:: THE PROBLEM ::
Only the number is needed: how many lines contain the word "explicitly"?

:: SOURCE RECORDS ::
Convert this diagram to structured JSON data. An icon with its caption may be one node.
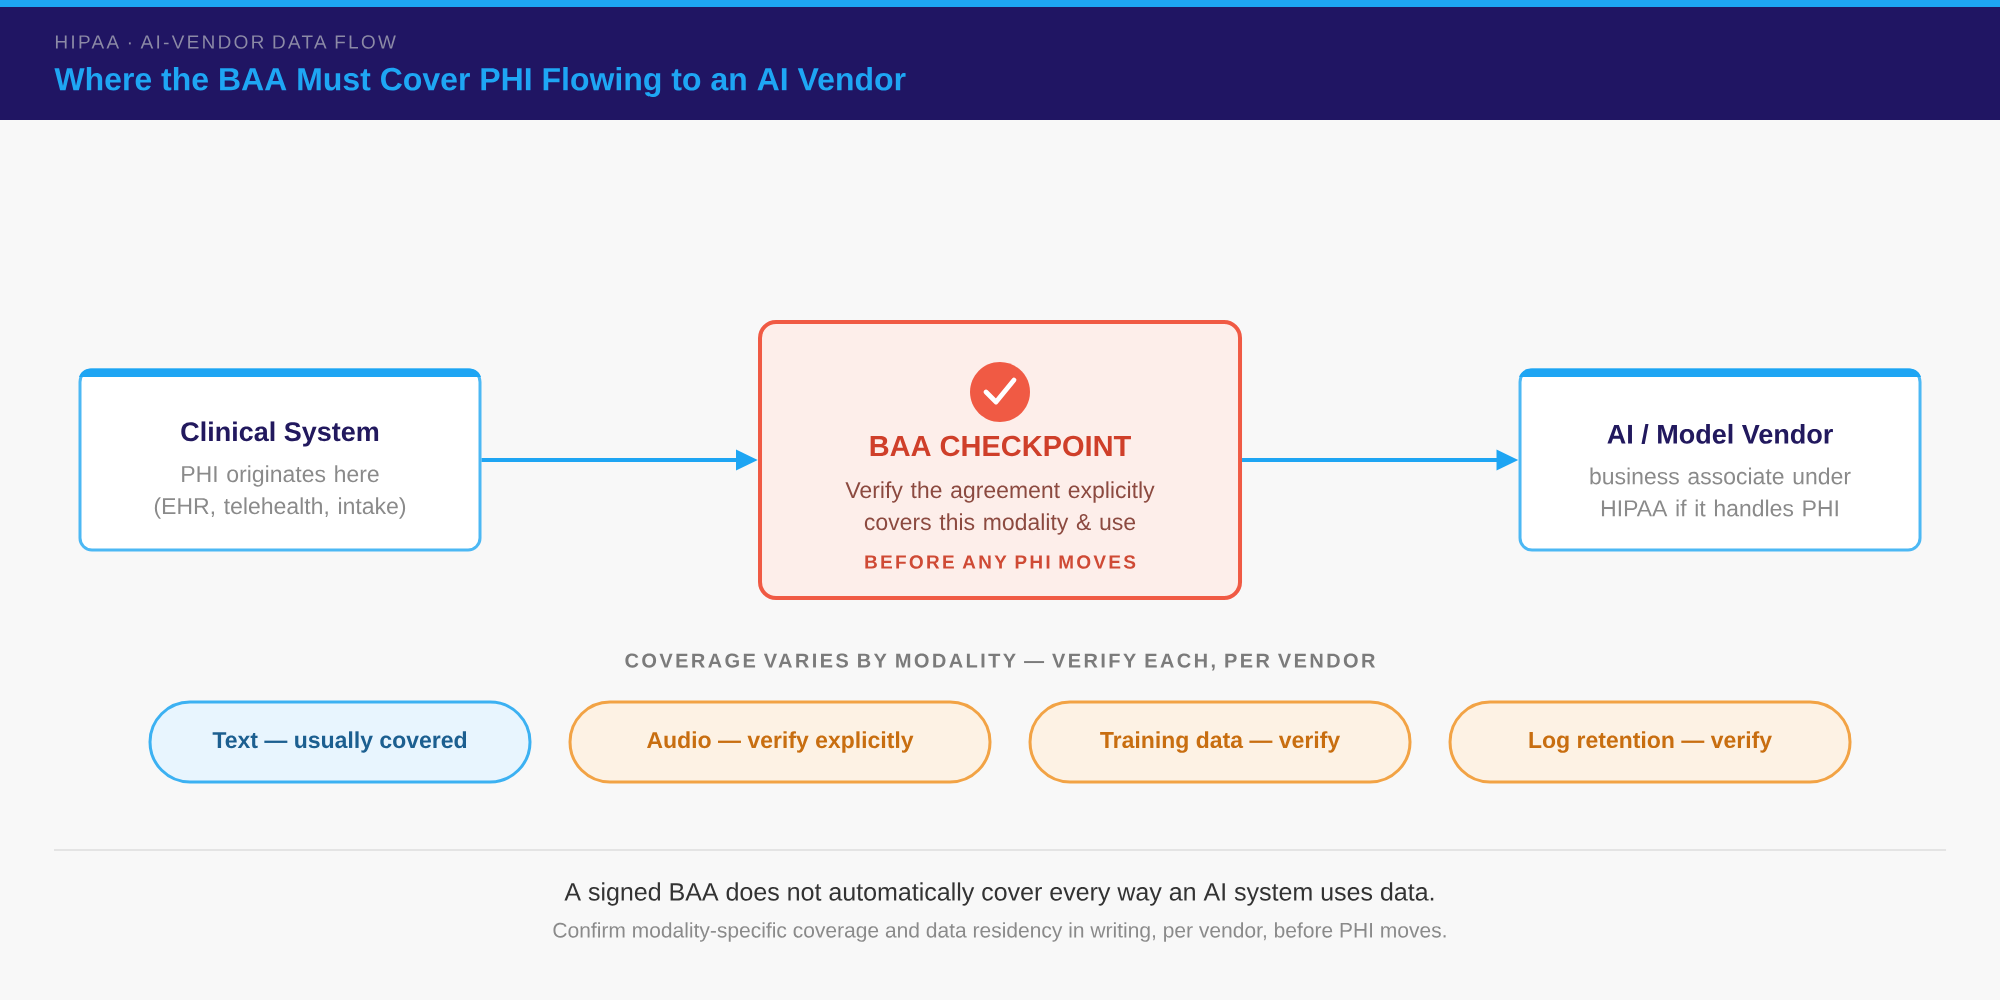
{
  "diagram": {
    "title": "Where the BAA Must Cover PHI Flowing to an AI Vendor",
    "nodes": [
      {
        "text": [
          "Clinical System",
          "PHI originates here (EHR, telehealth, intake)"
        ]
      },
      {
        "text": [
          "BAA CHECKPOINT",
          "Verify the agreement explicitly covers this modality & use",
          "BEFORE ANY PHI MOVES"
        ]
      },
      {
        "text": [
          "AI / Model Vendor",
          "business associate under HIPAA if it handles PHI"
        ]
      },
      {
        "text": [
          "Text — usually covered"
        ]
      },
      {
        "text": [
          "Audio — verify explicitly"
        ]
      },
      {
        "text": [
          "Training data — verify"
        ]
      },
      {
        "text": [
          "Log retention — verify"
        ]
      }
    ],
    "edges": [
      {
        "from": 0,
        "to": 1,
        "arrow": "to"
      },
      {
        "from": 1,
        "to": 2,
        "arrow": "to"
      }
    ],
    "labels": [
      "HIPAA · AI-VENDOR DATA FLOW",
      "COVERAGE VARIES BY MODALITY — VERIFY EACH, PER VENDOR",
      "A signed BAA does not automatically cover every way an AI system uses data.",
      "Confirm modality-specific coverage and data residency in writing, per vendor, before PHI moves."
    ]
  }
}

:: TASK RESPONSE ::
2